MATERIAL TO PROCESS -

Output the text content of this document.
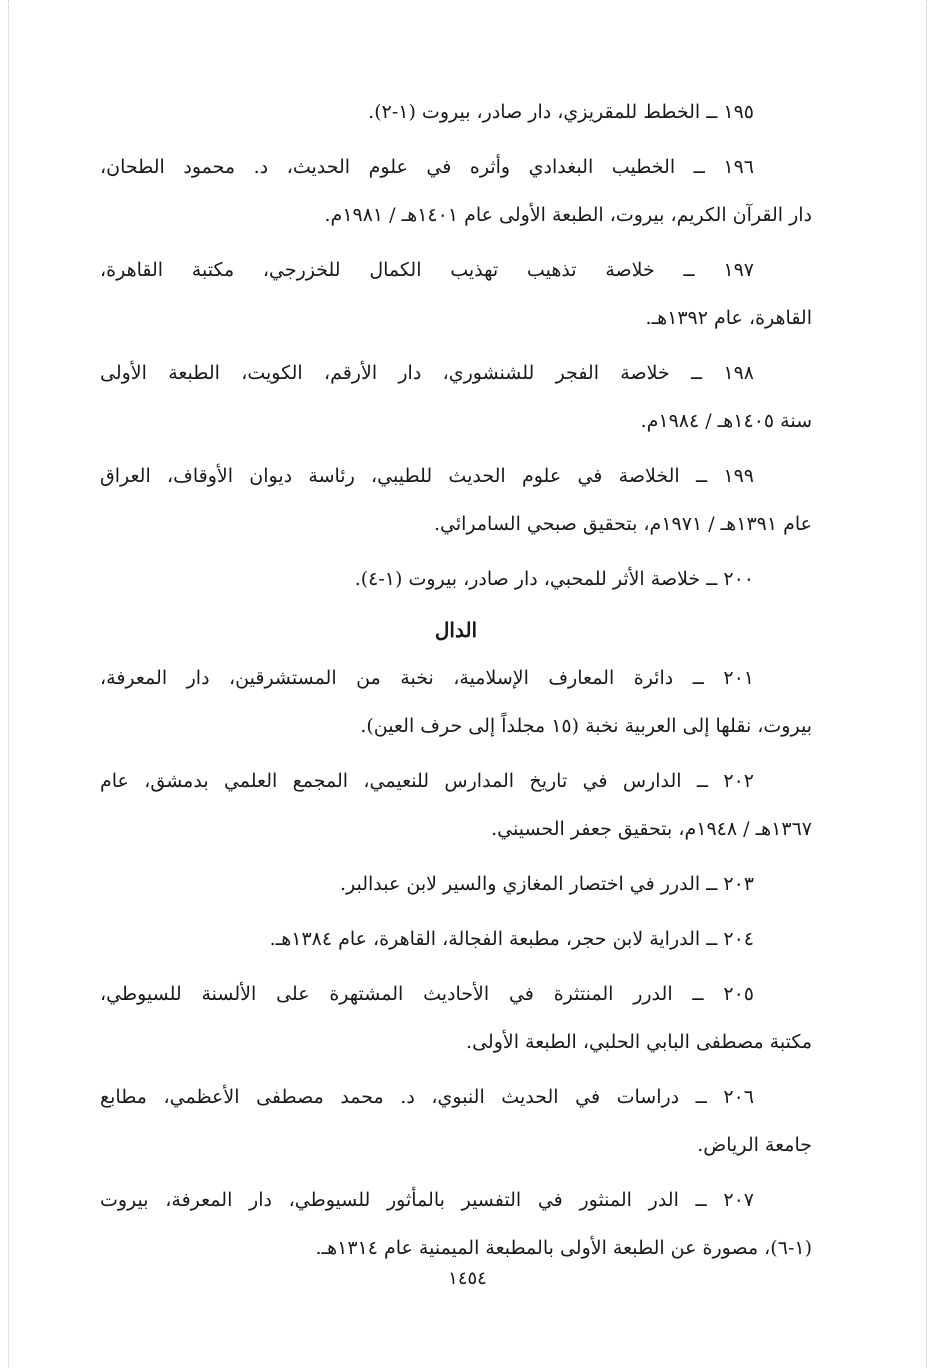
١٩٥ ــ الخطط للمقريزي، دار صادر، بيروت (١-٢).
١٩٦ ــ الخطيب البغدادي وأثره في علوم الحديث، د. محمود الطحان،
دار القرآن الكريم، بيروت، الطبعة الأولى عام ١٤٠١هـ / ١٩٨١م.
١٩٧ ــ خلاصة تذهيب تهذيب الكمال للخزرجي، مكتبة القاهرة،
القاهرة، عام ١٣٩٢هـ.
١٩٨ ــ خلاصة الفجر للشنشوري، دار الأرقم، الكويت، الطبعة الأولى
سنة ١٤٠٥هـ / ١٩٨٤م.
١٩٩ ــ الخلاصة في علوم الحديث للطيبي، رئاسة ديوان الأوقاف، العراق
عام ١٣٩١هـ / ١٩٧١م، بتحقيق صبحي السامرائي.
٢٠٠ ــ خلاصة الأثر للمحبي، دار صادر، بيروت (١-٤).
الدال
٢٠١ ــ دائرة المعارف الإسلامية، نخبة من المستشرقين، دار المعرفة،
بيروت، نقلها إلى العربية نخبة (١٥ مجلداً إلى حرف العين).
٢٠٢ ــ الدارس في تاريخ المدارس للنعيمي، المجمع العلمي بدمشق، عام
١٣٦٧هـ / ١٩٤٨م، بتحقيق جعفر الحسيني.
٢٠٣ ــ الدرر في اختصار المغازي والسير لابن عبدالبر.
٢٠٤ ــ الدراية لابن حجر، مطبعة الفجالة، القاهرة، عام ١٣٨٤هـ.
٢٠٥ ــ الدرر المنتثرة في الأحاديث المشتهرة على الألسنة للسيوطي،
مكتبة مصطفى البابي الحلبي، الطبعة الأولى.
٢٠٦ ــ دراسات في الحديث النبوي، د. محمد مصطفى الأعظمي، مطابع
جامعة الرياض.
٢٠٧ ــ الدر المنثور في التفسير بالمأثور للسيوطي، دار المعرفة، بيروت
(١-٦)، مصورة عن الطبعة الأولى بالمطبعة الميمنية عام ١٣١٤هـ.
١٤٥٤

GOAL -
Repeat the records above exactly, leaving out the pictures.

WRITTEN RESPONSE -
Output the text content of this document.
١٩٥ ــ الخطط للمقريزي، دار صادر، بيروت (١-٢).
١٩٦ ــ الخطيب البغدادي وأثره في علوم الحديث، د. محمود الطحان،
دار القرآن الكريم، بيروت، الطبعة الأولى عام ١٤٠١هـ / ١٩٨١م.
١٩٧ ــ خلاصة تذهيب تهذيب الكمال للخزرجي، مكتبة القاهرة،
القاهرة، عام ١٣٩٢هـ.
١٩٨ ــ خلاصة الفجر للشنشوري، دار الأرقم، الكويت، الطبعة الأولى
سنة ١٤٠٥هـ / ١٩٨٤م.
١٩٩ ــ الخلاصة في علوم الحديث للطيبي، رئاسة ديوان الأوقاف، العراق
عام ١٣٩١هـ / ١٩٧١م، بتحقيق صبحي السامرائي.
٢٠٠ ــ خلاصة الأثر للمحبي، دار صادر، بيروت (١-٤).
الدال
٢٠١ ــ دائرة المعارف الإسلامية، نخبة من المستشرقين، دار المعرفة،
بيروت، نقلها إلى العربية نخبة (١٥ مجلداً إلى حرف العين).
٢٠٢ ــ الدارس في تاريخ المدارس للنعيمي، المجمع العلمي بدمشق، عام
١٣٦٧هـ / ١٩٤٨م، بتحقيق جعفر الحسيني.
٢٠٣ ــ الدرر في اختصار المغازي والسير لابن عبدالبر.
٢٠٤ ــ الدراية لابن حجر، مطبعة الفجالة، القاهرة، عام ١٣٨٤هـ.
٢٠٥ ــ الدرر المنتثرة في الأحاديث المشتهرة على الألسنة للسيوطي،
مكتبة مصطفى البابي الحلبي، الطبعة الأولى.
٢٠٦ ــ دراسات في الحديث النبوي، د. محمد مصطفى الأعظمي، مطابع
جامعة الرياض.
٢٠٧ ــ الدر المنثور في التفسير بالمأثور للسيوطي، دار المعرفة، بيروت
(١-٦)، مصورة عن الطبعة الأولى بالمطبعة الميمنية عام ١٣١٤هـ.
١٤٥٤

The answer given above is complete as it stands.